::: Dataset records
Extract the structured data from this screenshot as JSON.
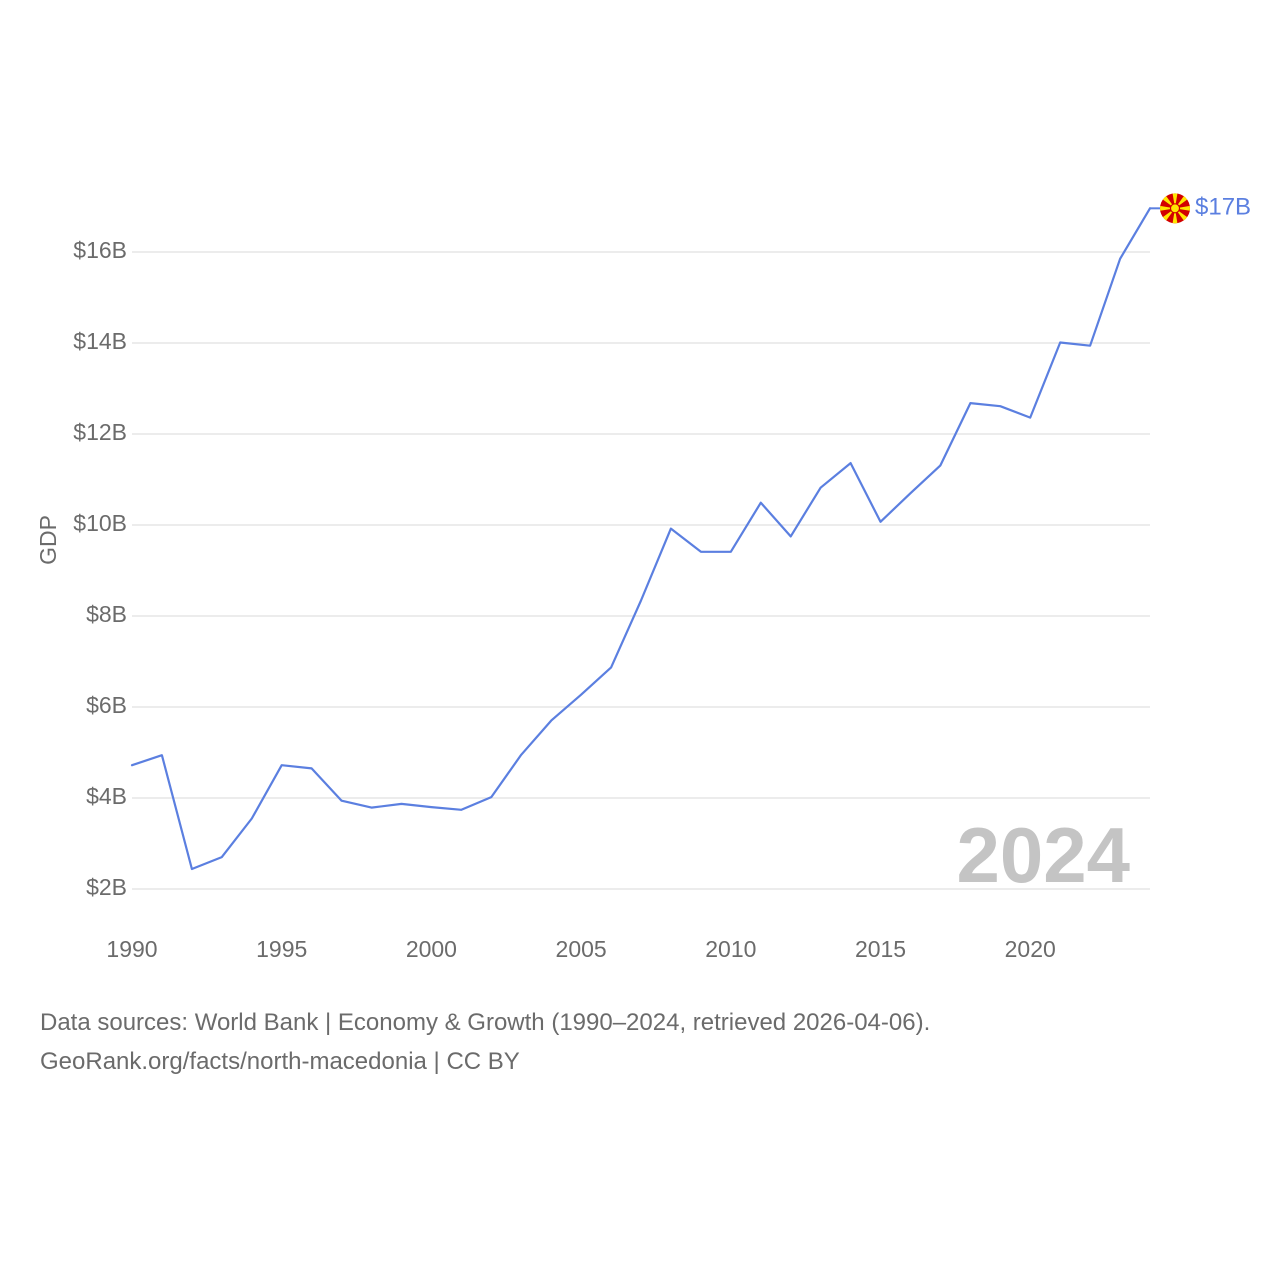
{
  "chart_data": {
    "type": "line",
    "ylabel": "GDP",
    "ylim": [
      2,
      17
    ],
    "xlim": [
      1990,
      2024
    ],
    "y_ticks": [
      {
        "value": 2,
        "label": "$2B"
      },
      {
        "value": 4,
        "label": "$4B"
      },
      {
        "value": 6,
        "label": "$6B"
      },
      {
        "value": 8,
        "label": "$8B"
      },
      {
        "value": 10,
        "label": "$10B"
      },
      {
        "value": 12,
        "label": "$12B"
      },
      {
        "value": 14,
        "label": "$14B"
      },
      {
        "value": 16,
        "label": "$16B"
      }
    ],
    "x_ticks": [
      {
        "value": 1990,
        "label": "1990"
      },
      {
        "value": 1995,
        "label": "1995"
      },
      {
        "value": 2000,
        "label": "2000"
      },
      {
        "value": 2005,
        "label": "2005"
      },
      {
        "value": 2010,
        "label": "2010"
      },
      {
        "value": 2015,
        "label": "2015"
      },
      {
        "value": 2020,
        "label": "2020"
      }
    ],
    "series": [
      {
        "name": "North Macedonia",
        "color": "#5b7fe0",
        "x": [
          1990,
          1991,
          1992,
          1993,
          1994,
          1995,
          1996,
          1997,
          1998,
          1999,
          2000,
          2001,
          2002,
          2003,
          2004,
          2005,
          2006,
          2007,
          2008,
          2009,
          2010,
          2011,
          2012,
          2013,
          2014,
          2015,
          2016,
          2017,
          2018,
          2019,
          2020,
          2021,
          2022,
          2023,
          2024
        ],
        "y": [
          4.72,
          4.94,
          2.44,
          2.7,
          3.55,
          4.72,
          4.65,
          3.94,
          3.79,
          3.87,
          3.8,
          3.74,
          4.02,
          4.95,
          5.7,
          6.27,
          6.87,
          8.34,
          9.92,
          9.41,
          9.41,
          10.49,
          9.75,
          10.82,
          11.36,
          10.07,
          10.7,
          11.31,
          12.68,
          12.61,
          12.36,
          14.01,
          13.94,
          15.85,
          16.96
        ]
      }
    ],
    "end_label": "$17B",
    "year_watermark": "2024"
  },
  "flag": {
    "country": "North Macedonia",
    "field_color": "#d20000",
    "sun_color": "#ffe600"
  },
  "footer": {
    "line1": "Data sources: World Bank | Economy & Growth (1990–2024, retrieved 2026-04-06).",
    "line2": "GeoRank.org/facts/north-macedonia | CC BY"
  }
}
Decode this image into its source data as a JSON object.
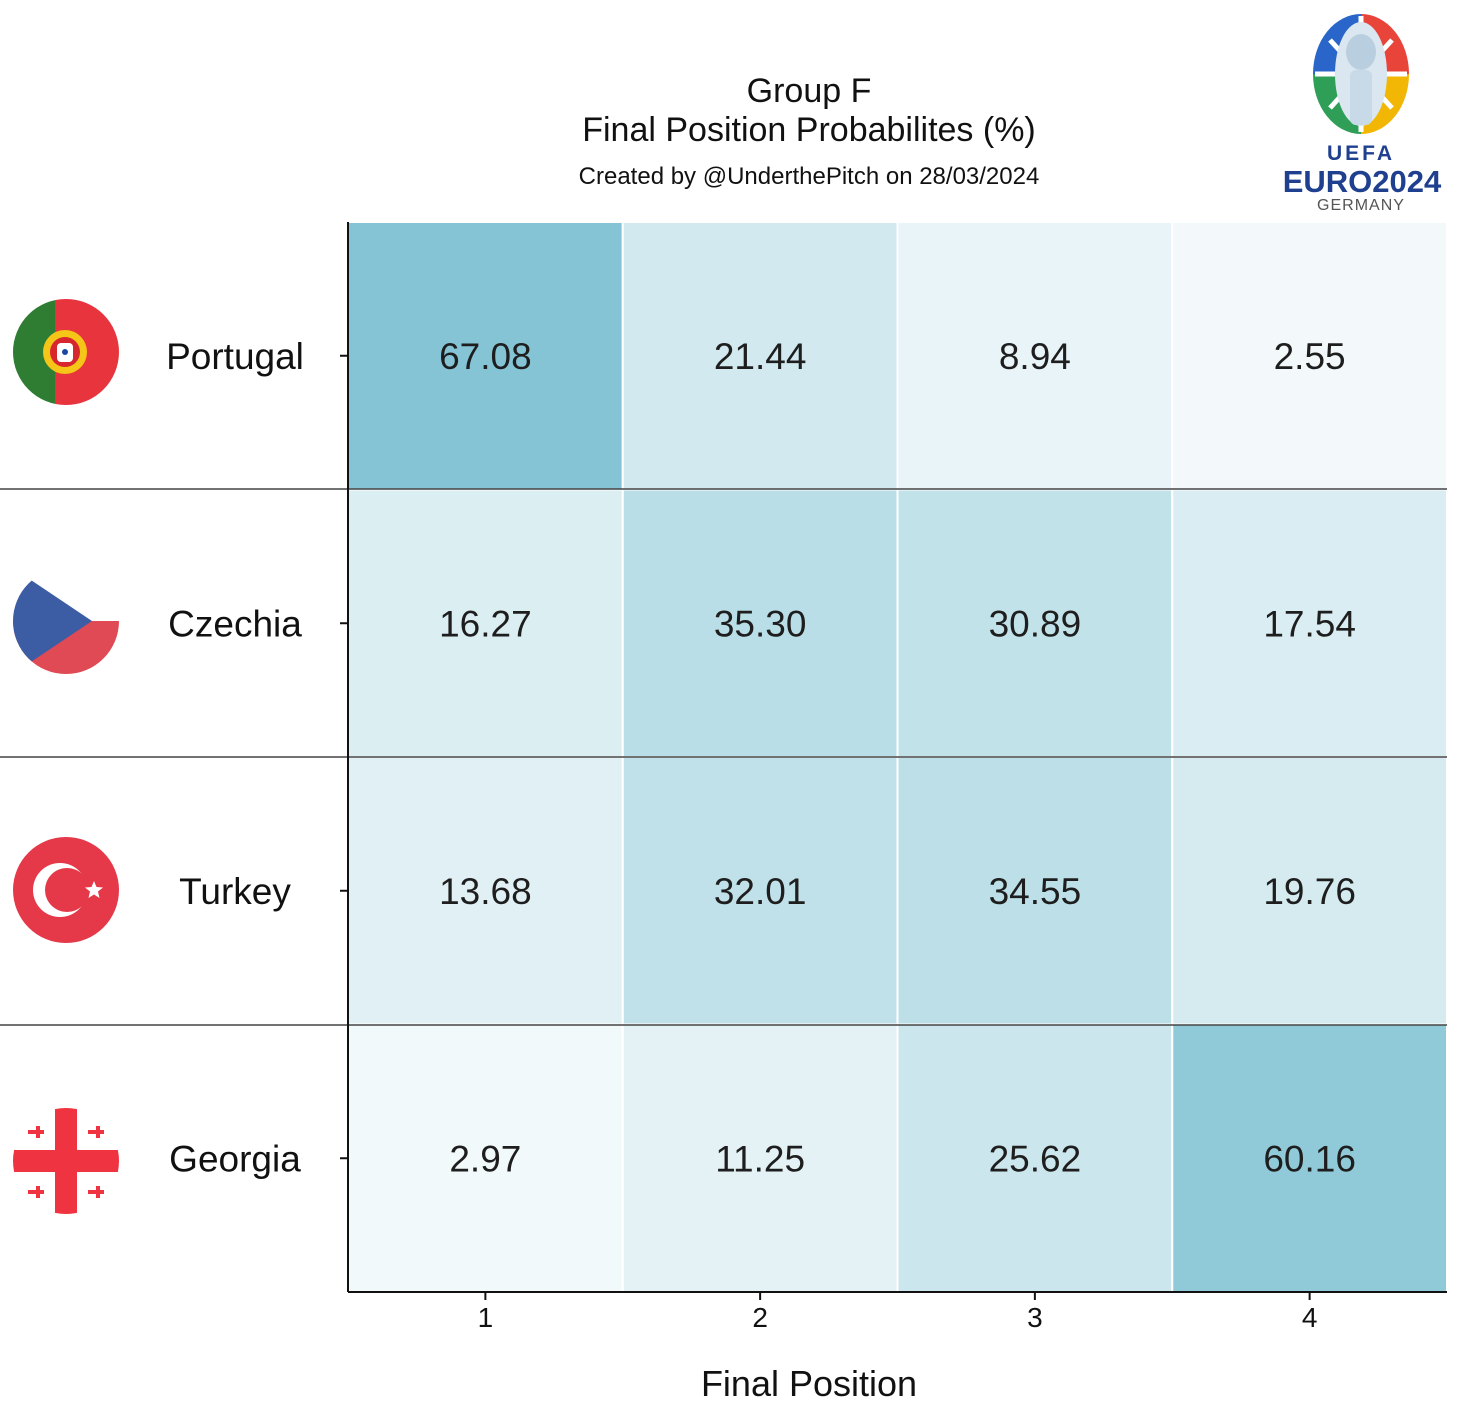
{
  "chart_data": {
    "type": "heatmap",
    "title": "Group F",
    "subtitle": "Final Position Probabilites (%)",
    "credit": "Created by @UnderthePitch on 28/03/2024",
    "xlabel": "Final Position",
    "ylabel": "",
    "x": [
      "1",
      "2",
      "3",
      "4"
    ],
    "y": [
      "Portugal",
      "Czechia",
      "Turkey",
      "Georgia"
    ],
    "values": [
      [
        67.08,
        21.44,
        8.94,
        2.55
      ],
      [
        16.27,
        35.3,
        30.89,
        17.54
      ],
      [
        13.68,
        32.01,
        34.55,
        19.76
      ],
      [
        2.97,
        11.25,
        25.62,
        60.16
      ]
    ],
    "value_labels": [
      [
        "67.08",
        "21.44",
        "8.94",
        "2.55"
      ],
      [
        "16.27",
        "35.30",
        "30.89",
        "17.54"
      ],
      [
        "13.68",
        "32.01",
        "34.55",
        "19.76"
      ],
      [
        "2.97",
        "11.25",
        "25.62",
        "60.16"
      ]
    ],
    "colorscale": {
      "low": "#f7fbfc",
      "high": "#7fc2d3",
      "vmin": 0,
      "vmax": 70
    },
    "grid": false,
    "row_flags": [
      "portugal-flag-icon",
      "czechia-flag-icon",
      "turkey-flag-icon",
      "georgia-flag-icon"
    ]
  },
  "logo": {
    "top": "UEFA",
    "main": "EURO2024",
    "country": "GERMANY",
    "icon": "euro-2024-trophy-logo"
  }
}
::::::
Written exercise: Using the records above, copy each line that contains "JSON".

Output for this task:
Extract the structured data from this screenshot as JSON.
Decode this image into its source data as a JSON object.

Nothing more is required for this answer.